Instructions to follow:
Here are records with pictures in them. Copy all of them exactly and leave the pictures out.

Task data:
******************************

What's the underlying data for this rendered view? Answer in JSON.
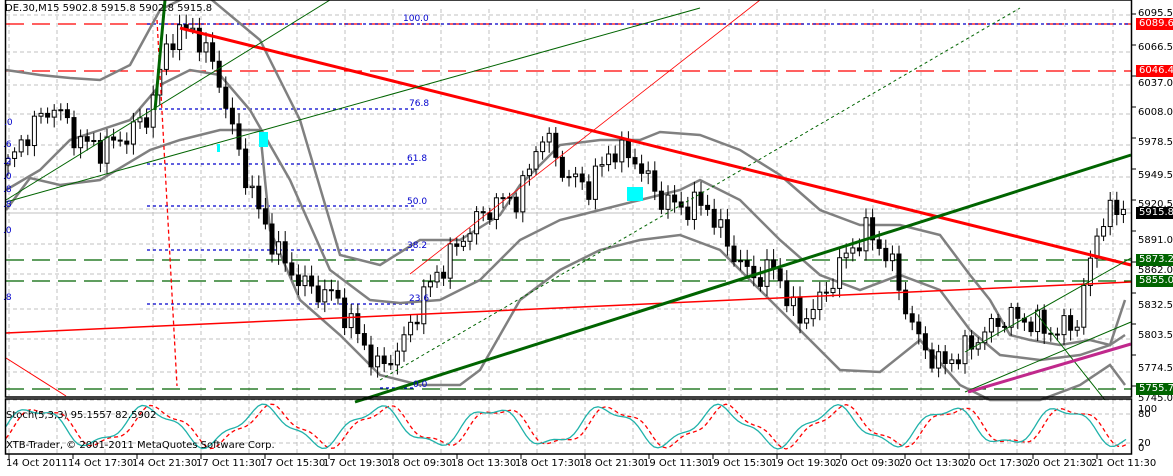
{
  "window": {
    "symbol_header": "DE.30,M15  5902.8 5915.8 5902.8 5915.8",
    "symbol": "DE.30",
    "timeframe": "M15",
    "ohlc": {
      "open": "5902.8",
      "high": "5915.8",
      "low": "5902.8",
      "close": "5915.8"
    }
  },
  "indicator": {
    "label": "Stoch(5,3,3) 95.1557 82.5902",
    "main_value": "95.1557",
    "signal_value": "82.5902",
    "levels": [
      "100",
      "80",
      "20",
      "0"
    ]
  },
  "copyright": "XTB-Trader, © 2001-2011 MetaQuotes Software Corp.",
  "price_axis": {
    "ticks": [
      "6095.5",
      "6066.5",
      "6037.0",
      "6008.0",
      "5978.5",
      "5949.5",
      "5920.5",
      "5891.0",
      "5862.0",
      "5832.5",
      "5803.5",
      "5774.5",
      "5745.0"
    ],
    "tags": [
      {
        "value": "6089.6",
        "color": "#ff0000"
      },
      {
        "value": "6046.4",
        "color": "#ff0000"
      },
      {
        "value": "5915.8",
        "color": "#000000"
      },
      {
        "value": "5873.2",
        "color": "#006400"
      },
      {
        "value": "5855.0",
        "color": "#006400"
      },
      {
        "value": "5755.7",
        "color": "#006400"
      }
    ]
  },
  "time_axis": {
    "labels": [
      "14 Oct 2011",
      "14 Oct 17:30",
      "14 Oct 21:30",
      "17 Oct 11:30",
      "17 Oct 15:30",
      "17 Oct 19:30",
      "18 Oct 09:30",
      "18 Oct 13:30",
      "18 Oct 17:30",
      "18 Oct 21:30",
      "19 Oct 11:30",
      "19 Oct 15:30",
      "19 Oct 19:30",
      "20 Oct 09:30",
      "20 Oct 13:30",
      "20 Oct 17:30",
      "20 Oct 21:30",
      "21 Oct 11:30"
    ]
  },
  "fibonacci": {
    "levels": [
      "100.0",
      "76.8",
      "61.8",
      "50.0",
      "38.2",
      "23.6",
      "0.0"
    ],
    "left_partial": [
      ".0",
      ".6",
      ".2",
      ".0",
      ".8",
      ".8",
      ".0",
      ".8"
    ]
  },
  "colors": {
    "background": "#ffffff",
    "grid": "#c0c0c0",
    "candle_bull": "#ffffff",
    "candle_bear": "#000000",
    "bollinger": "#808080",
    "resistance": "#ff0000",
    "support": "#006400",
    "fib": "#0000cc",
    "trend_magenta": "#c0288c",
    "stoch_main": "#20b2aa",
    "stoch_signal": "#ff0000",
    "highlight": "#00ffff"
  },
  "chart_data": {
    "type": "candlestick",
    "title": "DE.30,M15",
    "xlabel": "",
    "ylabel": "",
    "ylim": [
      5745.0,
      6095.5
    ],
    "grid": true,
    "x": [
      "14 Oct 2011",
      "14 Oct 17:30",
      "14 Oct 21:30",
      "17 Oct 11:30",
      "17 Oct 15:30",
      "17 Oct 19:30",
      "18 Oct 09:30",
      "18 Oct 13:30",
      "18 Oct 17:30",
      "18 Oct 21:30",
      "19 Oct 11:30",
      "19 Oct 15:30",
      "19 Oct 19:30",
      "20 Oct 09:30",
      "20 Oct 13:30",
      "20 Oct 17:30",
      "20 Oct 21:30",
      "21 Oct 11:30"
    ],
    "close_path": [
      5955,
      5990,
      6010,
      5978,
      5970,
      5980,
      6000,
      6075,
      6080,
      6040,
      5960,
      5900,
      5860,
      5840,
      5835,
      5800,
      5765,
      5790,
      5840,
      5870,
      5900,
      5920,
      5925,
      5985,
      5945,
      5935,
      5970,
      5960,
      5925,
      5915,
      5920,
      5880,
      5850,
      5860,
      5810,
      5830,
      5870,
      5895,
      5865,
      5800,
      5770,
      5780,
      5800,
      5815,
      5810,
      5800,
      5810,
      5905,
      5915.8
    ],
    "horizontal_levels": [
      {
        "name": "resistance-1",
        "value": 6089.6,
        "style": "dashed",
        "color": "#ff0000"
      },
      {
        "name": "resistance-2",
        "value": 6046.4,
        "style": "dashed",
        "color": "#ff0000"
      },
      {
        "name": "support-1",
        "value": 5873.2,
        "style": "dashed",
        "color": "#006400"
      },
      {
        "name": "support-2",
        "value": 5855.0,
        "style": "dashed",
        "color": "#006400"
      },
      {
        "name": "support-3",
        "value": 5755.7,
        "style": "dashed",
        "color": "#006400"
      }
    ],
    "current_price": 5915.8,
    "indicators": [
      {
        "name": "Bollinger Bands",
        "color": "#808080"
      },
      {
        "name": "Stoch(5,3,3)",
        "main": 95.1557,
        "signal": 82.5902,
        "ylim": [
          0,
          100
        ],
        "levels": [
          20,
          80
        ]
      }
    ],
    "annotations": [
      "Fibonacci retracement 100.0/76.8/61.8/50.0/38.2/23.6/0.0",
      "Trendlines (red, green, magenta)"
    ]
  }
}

******************************

Problem solution:
What's the underlying data for this rendered view? Answer in JSON.
{
  "window": {
    "symbol_header": "DE.30,M15  5902.8 5915.8 5902.8 5915.8",
    "symbol": "DE.30",
    "timeframe": "M15",
    "ohlc": {
      "open": "5902.8",
      "high": "5915.8",
      "low": "5902.8",
      "close": "5915.8"
    }
  },
  "indicator": {
    "label": "Stoch(5,3,3) 95.1557 82.5902",
    "main_value": "95.1557",
    "signal_value": "82.5902",
    "levels": [
      "100",
      "80",
      "20",
      "0"
    ]
  },
  "copyright": "XTB-Trader, © 2001-2011 MetaQuotes Software Corp.",
  "price_axis": {
    "ticks": [
      "6095.5",
      "6066.5",
      "6037.0",
      "6008.0",
      "5978.5",
      "5949.5",
      "5920.5",
      "5891.0",
      "5862.0",
      "5832.5",
      "5803.5",
      "5774.5",
      "5745.0"
    ],
    "tags": [
      {
        "value": "6089.6",
        "color": "#ff0000"
      },
      {
        "value": "6046.4",
        "color": "#ff0000"
      },
      {
        "value": "5915.8",
        "color": "#000000"
      },
      {
        "value": "5873.2",
        "color": "#006400"
      },
      {
        "value": "5855.0",
        "color": "#006400"
      },
      {
        "value": "5755.7",
        "color": "#006400"
      }
    ]
  },
  "time_axis": {
    "labels": [
      "14 Oct 2011",
      "14 Oct 17:30",
      "14 Oct 21:30",
      "17 Oct 11:30",
      "17 Oct 15:30",
      "17 Oct 19:30",
      "18 Oct 09:30",
      "18 Oct 13:30",
      "18 Oct 17:30",
      "18 Oct 21:30",
      "19 Oct 11:30",
      "19 Oct 15:30",
      "19 Oct 19:30",
      "20 Oct 09:30",
      "20 Oct 13:30",
      "20 Oct 17:30",
      "20 Oct 21:30",
      "21 Oct 11:30"
    ]
  },
  "fibonacci": {
    "levels": [
      "100.0",
      "76.8",
      "61.8",
      "50.0",
      "38.2",
      "23.6",
      "0.0"
    ],
    "left_partial": [
      ".0",
      ".6",
      ".2",
      ".0",
      ".8",
      ".8",
      ".0",
      ".8"
    ]
  },
  "colors": {
    "background": "#ffffff",
    "grid": "#c0c0c0",
    "candle_bull": "#ffffff",
    "candle_bear": "#000000",
    "bollinger": "#808080",
    "resistance": "#ff0000",
    "support": "#006400",
    "fib": "#0000cc",
    "trend_magenta": "#c0288c",
    "stoch_main": "#20b2aa",
    "stoch_signal": "#ff0000",
    "highlight": "#00ffff"
  },
  "chart_data": {
    "type": "candlestick",
    "title": "DE.30,M15",
    "xlabel": "",
    "ylabel": "",
    "ylim": [
      5745.0,
      6095.5
    ],
    "grid": true,
    "x": [
      "14 Oct 2011",
      "14 Oct 17:30",
      "14 Oct 21:30",
      "17 Oct 11:30",
      "17 Oct 15:30",
      "17 Oct 19:30",
      "18 Oct 09:30",
      "18 Oct 13:30",
      "18 Oct 17:30",
      "18 Oct 21:30",
      "19 Oct 11:30",
      "19 Oct 15:30",
      "19 Oct 19:30",
      "20 Oct 09:30",
      "20 Oct 13:30",
      "20 Oct 17:30",
      "20 Oct 21:30",
      "21 Oct 11:30"
    ],
    "close_path": [
      5955,
      5990,
      6010,
      5978,
      5970,
      5980,
      6000,
      6075,
      6080,
      6040,
      5960,
      5900,
      5860,
      5840,
      5835,
      5800,
      5765,
      5790,
      5840,
      5870,
      5900,
      5920,
      5925,
      5985,
      5945,
      5935,
      5970,
      5960,
      5925,
      5915,
      5920,
      5880,
      5850,
      5860,
      5810,
      5830,
      5870,
      5895,
      5865,
      5800,
      5770,
      5780,
      5800,
      5815,
      5810,
      5800,
      5810,
      5905,
      5915.8
    ],
    "horizontal_levels": [
      {
        "name": "resistance-1",
        "value": 6089.6,
        "style": "dashed",
        "color": "#ff0000"
      },
      {
        "name": "resistance-2",
        "value": 6046.4,
        "style": "dashed",
        "color": "#ff0000"
      },
      {
        "name": "support-1",
        "value": 5873.2,
        "style": "dashed",
        "color": "#006400"
      },
      {
        "name": "support-2",
        "value": 5855.0,
        "style": "dashed",
        "color": "#006400"
      },
      {
        "name": "support-3",
        "value": 5755.7,
        "style": "dashed",
        "color": "#006400"
      }
    ],
    "current_price": 5915.8,
    "indicators": [
      {
        "name": "Bollinger Bands",
        "color": "#808080"
      },
      {
        "name": "Stoch(5,3,3)",
        "main": 95.1557,
        "signal": 82.5902,
        "ylim": [
          0,
          100
        ],
        "levels": [
          20,
          80
        ]
      }
    ],
    "annotations": [
      "Fibonacci retracement 100.0/76.8/61.8/50.0/38.2/23.6/0.0",
      "Trendlines (red, green, magenta)"
    ]
  }
}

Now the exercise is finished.